* start Provided records *

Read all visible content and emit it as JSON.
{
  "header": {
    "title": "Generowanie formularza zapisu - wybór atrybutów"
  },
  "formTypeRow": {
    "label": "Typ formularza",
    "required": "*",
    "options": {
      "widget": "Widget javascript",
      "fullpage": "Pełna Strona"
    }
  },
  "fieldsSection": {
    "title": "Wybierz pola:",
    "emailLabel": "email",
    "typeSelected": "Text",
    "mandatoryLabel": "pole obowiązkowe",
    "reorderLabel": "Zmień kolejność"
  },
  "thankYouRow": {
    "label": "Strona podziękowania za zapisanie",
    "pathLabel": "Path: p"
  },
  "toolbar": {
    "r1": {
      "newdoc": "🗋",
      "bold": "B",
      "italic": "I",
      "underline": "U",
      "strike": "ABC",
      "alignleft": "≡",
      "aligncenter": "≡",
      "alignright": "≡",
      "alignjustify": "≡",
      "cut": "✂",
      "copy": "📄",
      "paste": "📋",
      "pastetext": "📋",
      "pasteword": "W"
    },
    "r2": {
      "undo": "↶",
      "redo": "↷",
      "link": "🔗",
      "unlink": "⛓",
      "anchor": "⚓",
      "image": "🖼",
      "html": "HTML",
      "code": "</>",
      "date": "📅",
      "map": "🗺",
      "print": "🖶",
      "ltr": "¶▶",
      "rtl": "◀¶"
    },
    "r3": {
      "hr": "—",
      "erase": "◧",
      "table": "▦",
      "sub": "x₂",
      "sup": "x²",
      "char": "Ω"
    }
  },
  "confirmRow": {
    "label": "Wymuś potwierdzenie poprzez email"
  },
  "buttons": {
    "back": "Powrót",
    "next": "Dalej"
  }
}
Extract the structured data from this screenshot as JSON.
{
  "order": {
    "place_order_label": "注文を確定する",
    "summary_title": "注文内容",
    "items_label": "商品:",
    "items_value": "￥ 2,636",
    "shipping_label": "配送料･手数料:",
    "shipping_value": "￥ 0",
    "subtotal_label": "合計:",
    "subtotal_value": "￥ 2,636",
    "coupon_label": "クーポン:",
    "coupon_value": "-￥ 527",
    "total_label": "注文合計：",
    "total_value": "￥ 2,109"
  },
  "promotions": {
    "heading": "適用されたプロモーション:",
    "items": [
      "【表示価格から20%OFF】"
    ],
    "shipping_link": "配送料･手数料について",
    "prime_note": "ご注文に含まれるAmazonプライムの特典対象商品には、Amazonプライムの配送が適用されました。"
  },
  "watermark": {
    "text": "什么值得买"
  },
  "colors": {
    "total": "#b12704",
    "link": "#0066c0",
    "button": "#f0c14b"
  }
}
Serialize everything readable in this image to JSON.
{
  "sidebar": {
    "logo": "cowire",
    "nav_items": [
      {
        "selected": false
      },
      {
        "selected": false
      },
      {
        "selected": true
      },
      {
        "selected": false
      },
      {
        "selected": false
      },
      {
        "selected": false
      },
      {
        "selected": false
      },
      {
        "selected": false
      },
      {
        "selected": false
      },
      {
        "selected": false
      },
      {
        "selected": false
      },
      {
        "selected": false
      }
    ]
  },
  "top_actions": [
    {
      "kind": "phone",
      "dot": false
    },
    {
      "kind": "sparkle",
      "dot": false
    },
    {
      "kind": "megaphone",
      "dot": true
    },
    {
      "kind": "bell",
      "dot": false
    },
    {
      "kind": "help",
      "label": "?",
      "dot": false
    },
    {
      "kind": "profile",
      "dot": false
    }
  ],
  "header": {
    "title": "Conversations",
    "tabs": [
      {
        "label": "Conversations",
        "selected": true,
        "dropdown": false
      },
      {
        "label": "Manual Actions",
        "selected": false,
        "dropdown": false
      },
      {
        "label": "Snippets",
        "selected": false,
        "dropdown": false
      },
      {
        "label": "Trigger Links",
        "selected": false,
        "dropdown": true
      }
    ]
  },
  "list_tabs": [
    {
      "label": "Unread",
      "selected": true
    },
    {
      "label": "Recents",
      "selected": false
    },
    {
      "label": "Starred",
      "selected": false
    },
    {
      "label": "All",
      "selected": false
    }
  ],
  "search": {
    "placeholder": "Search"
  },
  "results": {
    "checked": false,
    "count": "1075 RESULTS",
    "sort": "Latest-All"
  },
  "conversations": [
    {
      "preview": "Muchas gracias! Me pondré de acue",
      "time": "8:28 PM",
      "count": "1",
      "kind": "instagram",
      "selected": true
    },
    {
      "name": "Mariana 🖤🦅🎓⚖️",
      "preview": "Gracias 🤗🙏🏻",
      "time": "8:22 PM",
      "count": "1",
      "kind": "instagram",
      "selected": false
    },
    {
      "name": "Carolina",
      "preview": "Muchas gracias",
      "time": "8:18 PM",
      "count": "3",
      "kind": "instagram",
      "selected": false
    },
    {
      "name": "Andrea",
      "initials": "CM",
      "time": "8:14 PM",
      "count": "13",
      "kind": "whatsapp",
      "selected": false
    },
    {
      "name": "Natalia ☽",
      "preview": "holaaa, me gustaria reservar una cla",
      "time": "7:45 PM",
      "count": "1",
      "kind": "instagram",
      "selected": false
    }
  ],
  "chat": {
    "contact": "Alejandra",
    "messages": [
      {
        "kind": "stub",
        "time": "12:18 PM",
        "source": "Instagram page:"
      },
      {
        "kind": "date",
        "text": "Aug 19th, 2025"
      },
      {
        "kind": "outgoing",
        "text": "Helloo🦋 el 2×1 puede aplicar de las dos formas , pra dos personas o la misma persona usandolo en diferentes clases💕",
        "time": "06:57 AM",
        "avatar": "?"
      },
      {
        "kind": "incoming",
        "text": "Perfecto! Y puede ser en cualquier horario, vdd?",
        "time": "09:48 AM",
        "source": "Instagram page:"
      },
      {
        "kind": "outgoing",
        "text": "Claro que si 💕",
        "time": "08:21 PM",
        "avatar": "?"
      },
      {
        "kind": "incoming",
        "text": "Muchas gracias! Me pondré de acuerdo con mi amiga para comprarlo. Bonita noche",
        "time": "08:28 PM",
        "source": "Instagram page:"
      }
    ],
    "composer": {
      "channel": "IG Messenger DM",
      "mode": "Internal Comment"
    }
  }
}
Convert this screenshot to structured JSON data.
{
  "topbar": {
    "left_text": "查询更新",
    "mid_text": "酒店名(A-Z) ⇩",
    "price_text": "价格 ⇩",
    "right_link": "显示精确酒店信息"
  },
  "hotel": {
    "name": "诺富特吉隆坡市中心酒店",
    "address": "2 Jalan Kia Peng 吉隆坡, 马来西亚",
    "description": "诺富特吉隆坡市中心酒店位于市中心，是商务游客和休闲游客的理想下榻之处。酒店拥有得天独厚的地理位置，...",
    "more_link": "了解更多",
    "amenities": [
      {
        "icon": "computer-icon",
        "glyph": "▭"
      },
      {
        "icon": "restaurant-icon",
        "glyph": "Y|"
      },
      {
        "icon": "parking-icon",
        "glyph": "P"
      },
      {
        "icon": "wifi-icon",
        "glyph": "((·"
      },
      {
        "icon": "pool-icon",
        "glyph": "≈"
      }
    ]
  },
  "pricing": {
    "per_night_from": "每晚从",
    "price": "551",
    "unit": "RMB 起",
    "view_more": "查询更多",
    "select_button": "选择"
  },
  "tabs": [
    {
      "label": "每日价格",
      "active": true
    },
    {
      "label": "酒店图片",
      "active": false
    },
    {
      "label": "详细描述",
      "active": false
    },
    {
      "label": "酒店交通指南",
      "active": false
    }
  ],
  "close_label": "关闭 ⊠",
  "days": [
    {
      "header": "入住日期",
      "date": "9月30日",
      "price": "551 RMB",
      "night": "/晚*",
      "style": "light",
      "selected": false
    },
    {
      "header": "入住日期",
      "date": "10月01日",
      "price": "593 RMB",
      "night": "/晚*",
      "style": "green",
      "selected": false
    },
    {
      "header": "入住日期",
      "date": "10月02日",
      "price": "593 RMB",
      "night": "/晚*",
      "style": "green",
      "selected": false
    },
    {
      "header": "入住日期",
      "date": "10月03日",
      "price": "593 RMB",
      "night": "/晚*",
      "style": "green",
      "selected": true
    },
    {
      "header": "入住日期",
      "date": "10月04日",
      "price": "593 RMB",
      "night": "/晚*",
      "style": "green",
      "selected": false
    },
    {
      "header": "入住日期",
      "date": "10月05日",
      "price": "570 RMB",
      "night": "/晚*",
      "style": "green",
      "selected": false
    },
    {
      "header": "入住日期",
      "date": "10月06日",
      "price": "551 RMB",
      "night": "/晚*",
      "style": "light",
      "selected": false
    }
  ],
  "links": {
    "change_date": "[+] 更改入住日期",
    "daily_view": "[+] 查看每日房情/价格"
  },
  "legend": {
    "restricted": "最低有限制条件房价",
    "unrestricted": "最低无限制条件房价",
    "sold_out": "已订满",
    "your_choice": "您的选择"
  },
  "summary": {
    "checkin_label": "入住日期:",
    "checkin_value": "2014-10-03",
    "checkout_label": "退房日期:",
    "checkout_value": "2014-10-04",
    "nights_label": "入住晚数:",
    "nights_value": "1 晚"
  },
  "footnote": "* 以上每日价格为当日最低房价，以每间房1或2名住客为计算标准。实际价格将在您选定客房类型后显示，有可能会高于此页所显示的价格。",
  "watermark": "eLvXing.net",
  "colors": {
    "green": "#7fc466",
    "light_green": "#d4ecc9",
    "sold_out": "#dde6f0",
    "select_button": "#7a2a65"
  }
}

* end Provided records *

- _What to produce_: Every line of the listing that holds "structured" should be found and copied.

- _Task response_:
Extract the structured data from this screenshot as JSON.
Convert this screenshot to structured JSON data.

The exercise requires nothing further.